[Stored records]
*-*-*

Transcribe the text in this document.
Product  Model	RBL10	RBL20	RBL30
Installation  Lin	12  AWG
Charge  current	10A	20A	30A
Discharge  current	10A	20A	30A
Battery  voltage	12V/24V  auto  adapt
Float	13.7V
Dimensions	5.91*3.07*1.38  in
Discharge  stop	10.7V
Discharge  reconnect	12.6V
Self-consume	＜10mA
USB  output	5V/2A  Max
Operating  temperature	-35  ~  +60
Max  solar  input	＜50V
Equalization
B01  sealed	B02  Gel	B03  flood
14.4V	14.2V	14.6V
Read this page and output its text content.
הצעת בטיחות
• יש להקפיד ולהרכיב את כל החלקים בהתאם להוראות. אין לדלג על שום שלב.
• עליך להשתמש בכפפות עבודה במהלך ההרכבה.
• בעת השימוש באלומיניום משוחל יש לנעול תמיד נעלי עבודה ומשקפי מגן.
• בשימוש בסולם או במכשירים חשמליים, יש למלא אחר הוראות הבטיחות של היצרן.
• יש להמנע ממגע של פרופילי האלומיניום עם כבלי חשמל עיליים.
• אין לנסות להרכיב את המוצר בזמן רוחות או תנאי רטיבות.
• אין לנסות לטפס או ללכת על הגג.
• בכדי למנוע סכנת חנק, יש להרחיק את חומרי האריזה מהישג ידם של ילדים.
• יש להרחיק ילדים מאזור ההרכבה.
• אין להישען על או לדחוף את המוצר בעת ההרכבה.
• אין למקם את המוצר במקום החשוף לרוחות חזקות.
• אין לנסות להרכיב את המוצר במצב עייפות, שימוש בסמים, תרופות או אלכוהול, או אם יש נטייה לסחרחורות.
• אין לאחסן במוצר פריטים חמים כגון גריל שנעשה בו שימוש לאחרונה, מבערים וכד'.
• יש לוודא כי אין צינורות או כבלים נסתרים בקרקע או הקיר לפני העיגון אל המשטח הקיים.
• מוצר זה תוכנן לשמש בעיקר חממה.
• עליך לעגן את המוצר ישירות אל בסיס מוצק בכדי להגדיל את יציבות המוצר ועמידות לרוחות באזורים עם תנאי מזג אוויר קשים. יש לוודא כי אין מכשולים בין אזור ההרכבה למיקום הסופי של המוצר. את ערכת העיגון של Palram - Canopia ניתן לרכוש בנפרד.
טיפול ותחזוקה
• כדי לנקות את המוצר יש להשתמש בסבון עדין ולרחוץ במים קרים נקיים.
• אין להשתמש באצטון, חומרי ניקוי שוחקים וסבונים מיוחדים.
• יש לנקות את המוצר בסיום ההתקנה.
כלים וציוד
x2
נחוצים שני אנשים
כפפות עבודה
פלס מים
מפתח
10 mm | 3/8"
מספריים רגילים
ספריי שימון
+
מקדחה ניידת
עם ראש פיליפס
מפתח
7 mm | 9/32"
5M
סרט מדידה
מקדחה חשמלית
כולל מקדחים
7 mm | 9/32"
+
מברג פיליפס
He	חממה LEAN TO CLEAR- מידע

*-*-*

→ **REQUIREMENTS**
From the data above, copy each line where the string "להשתמש" appears.

→ **THE RESPONSE**
• עליך להשתמש בכפפות עבודה במהלך ההרכבה.
• כדי לנקות את המוצר יש להשתמש בסבון עדין ולרחוץ במים קרים נקיים.
• אין להשתמש באצטון, חומרי ניקוי שוחקים וסבונים מיוחדים.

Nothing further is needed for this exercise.